→ Problem statement
Images embedded in the records are excluded; print everything else exactly as given.

→ Entries shown
* * *

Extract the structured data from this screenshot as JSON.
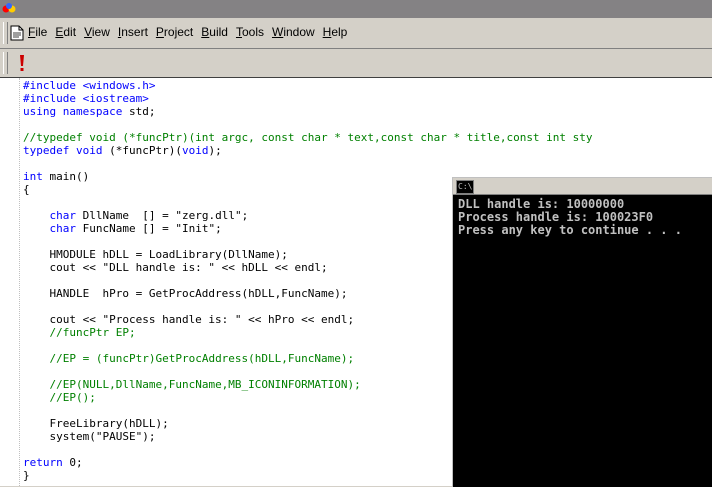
{
  "menubar": {
    "items": [
      {
        "label": "File",
        "accel": "F",
        "rest": "ile"
      },
      {
        "label": "Edit",
        "accel": "E",
        "rest": "dit"
      },
      {
        "label": "View",
        "accel": "V",
        "rest": "iew"
      },
      {
        "label": "Insert",
        "accel": "I",
        "rest": "nsert"
      },
      {
        "label": "Project",
        "accel": "P",
        "rest": "roject"
      },
      {
        "label": "Build",
        "accel": "B",
        "rest": "uild"
      },
      {
        "label": "Tools",
        "accel": "T",
        "rest": "ools"
      },
      {
        "label": "Window",
        "accel": "W",
        "rest": "indow"
      },
      {
        "label": "Help",
        "accel": "H",
        "rest": "elp"
      }
    ]
  },
  "toolbar": {
    "execute_icon": "exclamation-icon"
  },
  "editor": {
    "lines": [
      [
        {
          "t": "#include <windows.h>",
          "c": "kw"
        }
      ],
      [
        {
          "t": "#include <iostream>",
          "c": "kw"
        }
      ],
      [
        {
          "t": "using namespace",
          "c": "kw"
        },
        {
          "t": " std;",
          "c": ""
        }
      ],
      [],
      [
        {
          "t": "//typedef void (*funcPtr)(int argc, const char * text,const char * title,const int sty",
          "c": "cm"
        }
      ],
      [
        {
          "t": "typedef void",
          "c": "kw"
        },
        {
          "t": " (*funcPtr)(",
          "c": ""
        },
        {
          "t": "void",
          "c": "kw"
        },
        {
          "t": ");",
          "c": ""
        }
      ],
      [],
      [
        {
          "t": "int",
          "c": "kw"
        },
        {
          "t": " main()",
          "c": ""
        }
      ],
      [
        {
          "t": "{",
          "c": ""
        }
      ],
      [],
      [
        {
          "t": "    ",
          "c": ""
        },
        {
          "t": "char",
          "c": "kw"
        },
        {
          "t": " DllName  [] = \"zerg.dll\";",
          "c": ""
        }
      ],
      [
        {
          "t": "    ",
          "c": ""
        },
        {
          "t": "char",
          "c": "kw"
        },
        {
          "t": " FuncName [] = \"Init\";",
          "c": ""
        }
      ],
      [],
      [
        {
          "t": "    HMODULE hDLL = LoadLibrary(DllName);",
          "c": ""
        }
      ],
      [
        {
          "t": "    cout << \"DLL handle is: \" << hDLL << endl;",
          "c": ""
        }
      ],
      [],
      [
        {
          "t": "    HANDLE  hPro = GetProcAddress(hDLL,FuncName);",
          "c": ""
        }
      ],
      [],
      [
        {
          "t": "    cout << \"Process handle is: \" << hPro << endl;",
          "c": ""
        }
      ],
      [
        {
          "t": "    ",
          "c": ""
        },
        {
          "t": "//funcPtr EP;",
          "c": "cm"
        }
      ],
      [],
      [
        {
          "t": "    ",
          "c": ""
        },
        {
          "t": "//EP = (funcPtr)GetProcAddress(hDLL,FuncName);",
          "c": "cm"
        }
      ],
      [],
      [
        {
          "t": "    ",
          "c": ""
        },
        {
          "t": "//EP(NULL,DllName,FuncName,MB_ICONINFORMATION);",
          "c": "cm"
        }
      ],
      [
        {
          "t": "    ",
          "c": ""
        },
        {
          "t": "//EP();",
          "c": "cm"
        }
      ],
      [],
      [
        {
          "t": "    FreeLibrary(hDLL);",
          "c": ""
        }
      ],
      [
        {
          "t": "    system(\"PAUSE\");",
          "c": ""
        }
      ],
      [],
      [
        {
          "t": "return",
          "c": "kw"
        },
        {
          "t": " 0;",
          "c": ""
        }
      ],
      [
        {
          "t": "}",
          "c": ""
        }
      ]
    ]
  },
  "console": {
    "title_icon_text": "C:\\",
    "output": [
      "DLL handle is: 10000000",
      "Process handle is: 100023F0",
      "Press any key to continue . . ."
    ]
  },
  "colors": {
    "keyword": "#0000ff",
    "comment": "#008000",
    "console_text": "#c0c0c0"
  }
}
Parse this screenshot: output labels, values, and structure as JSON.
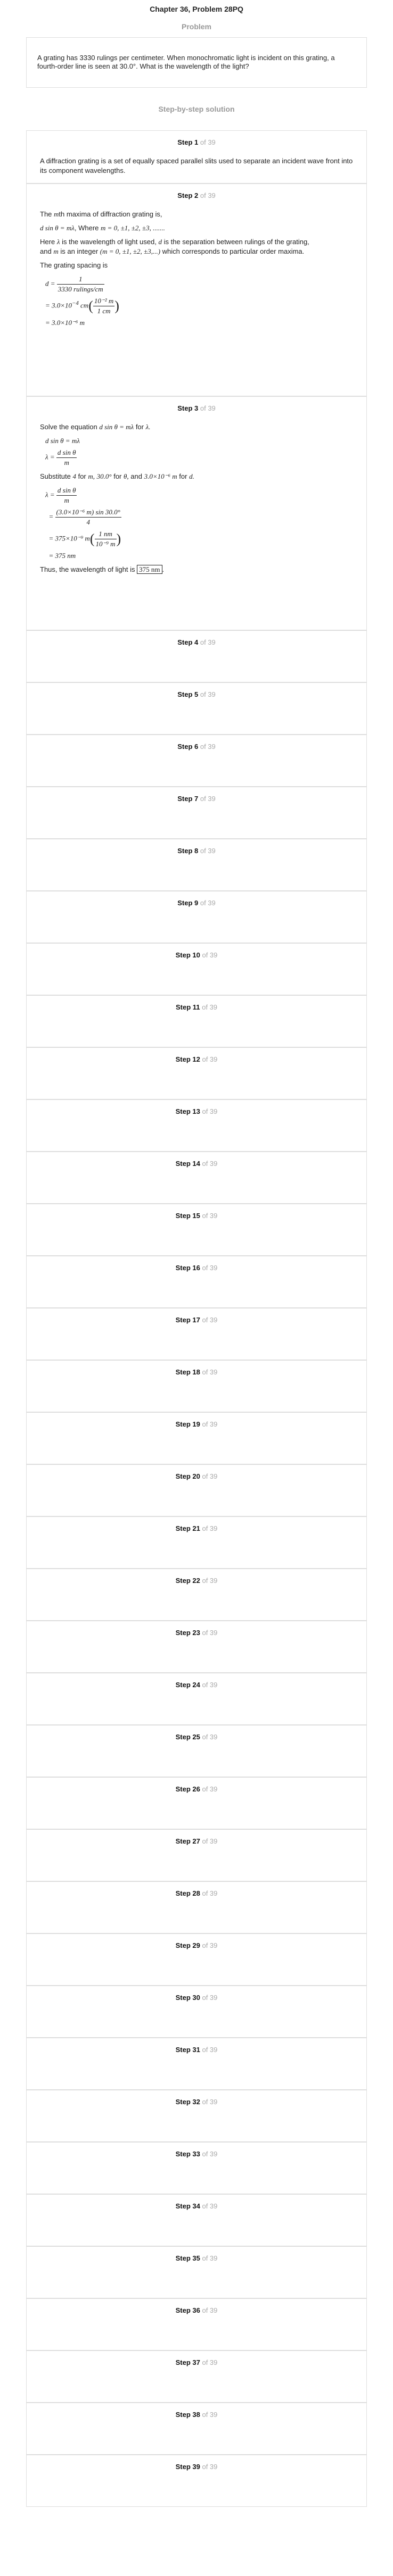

* * *

→ Exercise output
Extract the structured data from this screenshot as JSON.
{
  "menubar": {
    "items": [
      {
        "label": "File",
        "accel": "F",
        "rest": "ile"
      },
      {
        "label": "Edit",
        "accel": "E",
        "rest": "dit"
      },
      {
        "label": "View",
        "accel": "V",
        "rest": "iew"
      },
      {
        "label": "Insert",
        "accel": "I",
        "rest": "nsert"
      },
      {
        "label": "Project",
        "accel": "P",
        "rest": "roject"
      },
      {
        "label": "Build",
        "accel": "B",
        "rest": "uild"
      },
      {
        "label": "Tools",
        "accel": "T",
        "rest": "ools"
      },
      {
        "label": "Window",
        "accel": "W",
        "rest": "indow"
      },
      {
        "label": "Help",
        "accel": "H",
        "rest": "elp"
      }
    ]
  },
  "toolbar": {
    "execute_icon": "exclamation-icon"
  },
  "editor": {
    "lines": [
      [
        {
          "t": "#include <windows.h>",
          "c": "kw"
        }
      ],
      [
        {
          "t": "#include <iostream>",
          "c": "kw"
        }
      ],
      [
        {
          "t": "using namespace",
          "c": "kw"
        },
        {
          "t": " std;",
          "c": ""
        }
      ],
      [],
      [
        {
          "t": "//typedef void (*funcPtr)(int argc, const char * text,const char * title,const int sty",
          "c": "cm"
        }
      ],
      [
        {
          "t": "typedef void",
          "c": "kw"
        },
        {
          "t": " (*funcPtr)(",
          "c": ""
        },
        {
          "t": "void",
          "c": "kw"
        },
        {
          "t": ");",
          "c": ""
        }
      ],
      [],
      [
        {
          "t": "int",
          "c": "kw"
        },
        {
          "t": " main()",
          "c": ""
        }
      ],
      [
        {
          "t": "{",
          "c": ""
        }
      ],
      [],
      [
        {
          "t": "    ",
          "c": ""
        },
        {
          "t": "char",
          "c": "kw"
        },
        {
          "t": " DllName  [] = \"zerg.dll\";",
          "c": ""
        }
      ],
      [
        {
          "t": "    ",
          "c": ""
        },
        {
          "t": "char",
          "c": "kw"
        },
        {
          "t": " FuncName [] = \"Init\";",
          "c": ""
        }
      ],
      [],
      [
        {
          "t": "    HMODULE hDLL = LoadLibrary(DllName);",
          "c": ""
        }
      ],
      [
        {
          "t": "    cout << \"DLL handle is: \" << hDLL << endl;",
          "c": ""
        }
      ],
      [],
      [
        {
          "t": "    HANDLE  hPro = GetProcAddress(hDLL,FuncName);",
          "c": ""
        }
      ],
      [],
      [
        {
          "t": "    cout << \"Process handle is: \" << hPro << endl;",
          "c": ""
        }
      ],
      [
        {
          "t": "    ",
          "c": ""
        },
        {
          "t": "//funcPtr EP;",
          "c": "cm"
        }
      ],
      [],
      [
        {
          "t": "    ",
          "c": ""
        },
        {
          "t": "//EP = (funcPtr)GetProcAddress(hDLL,FuncName);",
          "c": "cm"
        }
      ],
      [],
      [
        {
          "t": "    ",
          "c": ""
        },
        {
          "t": "//EP(NULL,DllName,FuncName,MB_ICONINFORMATION);",
          "c": "cm"
        }
      ],
      [
        {
          "t": "    ",
          "c": ""
        },
        {
          "t": "//EP();",
          "c": "cm"
        }
      ],
      [],
      [
        {
          "t": "    FreeLibrary(hDLL);",
          "c": ""
        }
      ],
      [
        {
          "t": "    system(\"PAUSE\");",
          "c": ""
        }
      ],
      [],
      [
        {
          "t": "return",
          "c": "kw"
        },
        {
          "t": " 0;",
          "c": ""
        }
      ],
      [
        {
          "t": "}",
          "c": ""
        }
      ]
    ]
  },
  "console": {
    "title_icon_text": "C:\\",
    "output": [
      "DLL handle is: 10000000",
      "Process handle is: 100023F0",
      "Press any key to continue . . ."
    ]
  },
  "colors": {
    "keyword": "#0000ff",
    "comment": "#008000",
    "console_text": "#c0c0c0"
  }
}
Parse this screenshot: output labels, values, and structure as JSON.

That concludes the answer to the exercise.